▶ **Exercise brief**: Reproduce the data below in full and exclude every picture.

Lines of data
▼
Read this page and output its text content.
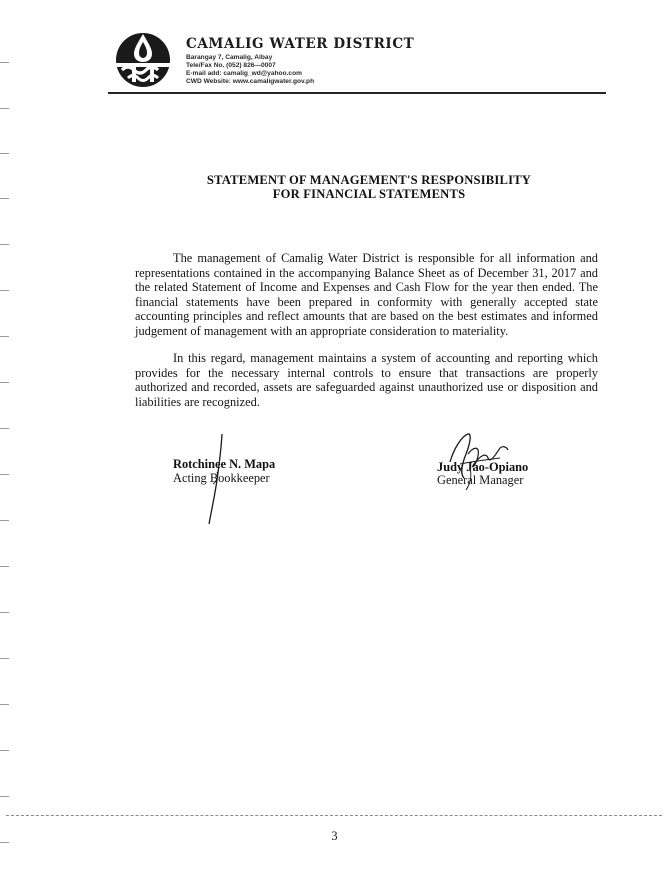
CAMALIG WATER DISTRICT
Barangay 7, Camalig, Albay
Tele/Fax No. (052) 826—0007
E-mail add: camalig_wd@yahoo.com
CWD Website: www.camaligwater.gov.ph
STATEMENT OF MANAGEMENT'S RESPONSIBILITY
FOR FINANCIAL STATEMENTS
The management of Camalig Water District is responsible for all information and representations contained in the accompanying Balance Sheet as of December 31, 2017 and the related Statement of Income and Expenses and Cash Flow for the year then ended. The financial statements have been prepared in conformity with generally accepted state accounting principles and reflect amounts that are based on the best estimates and informed judgement of management with an appropriate consideration to materiality.
In this regard, management maintains a system of accounting and reporting which provides for the necessary internal controls to ensure that transactions are properly authorized and recorded, assets are safeguarded against unauthorized use or disposition and liabilities are recognized.
Rotchinee N. Mapa
Acting Bookkeeper
Judy Jao-Opiano
General Manager
3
▲
▶ **Written answer**:
Read this page and output its text content.
CAMALIG WATER DISTRICT
Barangay 7, Camalig, Albay
Tele/Fax No. (052) 826—0007
E-mail add: camalig_wd@yahoo.com
CWD Website: www.camaligwater.gov.ph
STATEMENT OF MANAGEMENT'S RESPONSIBILITY
FOR FINANCIAL STATEMENTS
The management of Camalig Water District is responsible for all information and representations contained in the accompanying Balance Sheet as of December 31, 2017 and the related Statement of Income and Expenses and Cash Flow for the year then ended. The financial statements have been prepared in conformity with generally accepted state accounting principles and reflect amounts that are based on the best estimates and informed judgement of management with an appropriate consideration to materiality.
In this regard, management maintains a system of accounting and reporting which provides for the necessary internal controls to ensure that transactions are properly authorized and recorded, assets are safeguarded against unauthorized use or disposition and liabilities are recognized.
Rotchinee N. Mapa
Acting Bookkeeper
Judy Jao-Opiano
General Manager
3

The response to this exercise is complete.